## Record list:
++++++++
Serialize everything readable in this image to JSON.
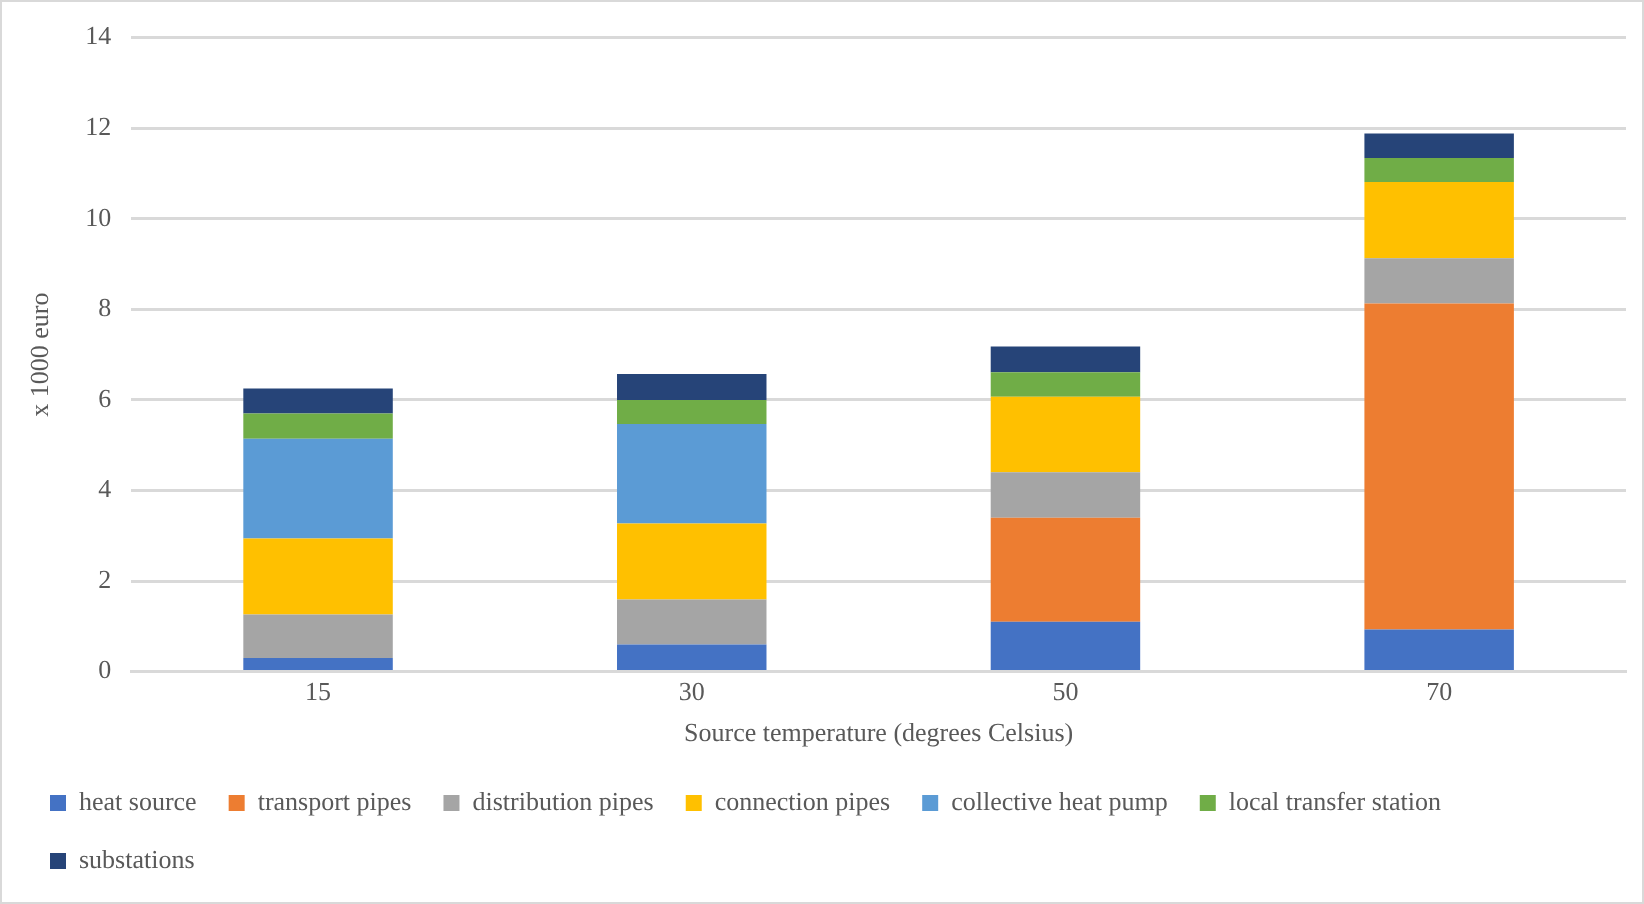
{
  "chart_data": {
    "type": "bar",
    "stacked": true,
    "xlabel": "Source temperature (degrees Celsius)",
    "ylabel": "x 1000 euro",
    "categories": [
      "15",
      "30",
      "50",
      "70"
    ],
    "series": [
      {
        "name": "heat source",
        "color": "#4472c4",
        "values": [
          0.3,
          0.6,
          1.1,
          0.93
        ]
      },
      {
        "name": "transport pipes",
        "color": "#ed7d31",
        "values": [
          0,
          0,
          2.3,
          7.2
        ]
      },
      {
        "name": "distribution pipes",
        "color": "#a5a5a5",
        "values": [
          0.96,
          0.99,
          1.0,
          1.0
        ]
      },
      {
        "name": "connection pipes",
        "color": "#ffc000",
        "values": [
          1.68,
          1.68,
          1.67,
          1.68
        ]
      },
      {
        "name": "collective heat pump",
        "color": "#5b9bd5",
        "values": [
          2.2,
          2.2,
          0,
          0
        ]
      },
      {
        "name": "local transfer station",
        "color": "#70ad47",
        "values": [
          0.56,
          0.53,
          0.54,
          0.53
        ]
      },
      {
        "name": "substations",
        "color": "#264478",
        "values": [
          0.55,
          0.57,
          0.57,
          0.54
        ]
      }
    ],
    "ylim": [
      0,
      14
    ],
    "yticks": [
      0,
      2,
      4,
      6,
      8,
      10,
      12,
      14
    ],
    "grid": "y",
    "legend": "bottom"
  }
}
++++++++
Make an exact copy of the records shown above, without the pictures.

Serialize everything readable in this image to JSON.
{
  "chart_data": {
    "type": "bar",
    "stacked": true,
    "xlabel": "Source temperature (degrees Celsius)",
    "ylabel": "x 1000 euro",
    "categories": [
      "15",
      "30",
      "50",
      "70"
    ],
    "series": [
      {
        "name": "heat source",
        "color": "#4472c4",
        "values": [
          0.3,
          0.6,
          1.1,
          0.93
        ]
      },
      {
        "name": "transport pipes",
        "color": "#ed7d31",
        "values": [
          0,
          0,
          2.3,
          7.2
        ]
      },
      {
        "name": "distribution pipes",
        "color": "#a5a5a5",
        "values": [
          0.96,
          0.99,
          1.0,
          1.0
        ]
      },
      {
        "name": "connection pipes",
        "color": "#ffc000",
        "values": [
          1.68,
          1.68,
          1.67,
          1.68
        ]
      },
      {
        "name": "collective heat pump",
        "color": "#5b9bd5",
        "values": [
          2.2,
          2.2,
          0,
          0
        ]
      },
      {
        "name": "local transfer station",
        "color": "#70ad47",
        "values": [
          0.56,
          0.53,
          0.54,
          0.53
        ]
      },
      {
        "name": "substations",
        "color": "#264478",
        "values": [
          0.55,
          0.57,
          0.57,
          0.54
        ]
      }
    ],
    "ylim": [
      0,
      14
    ],
    "yticks": [
      0,
      2,
      4,
      6,
      8,
      10,
      12,
      14
    ],
    "grid": "y",
    "legend": "bottom"
  }
}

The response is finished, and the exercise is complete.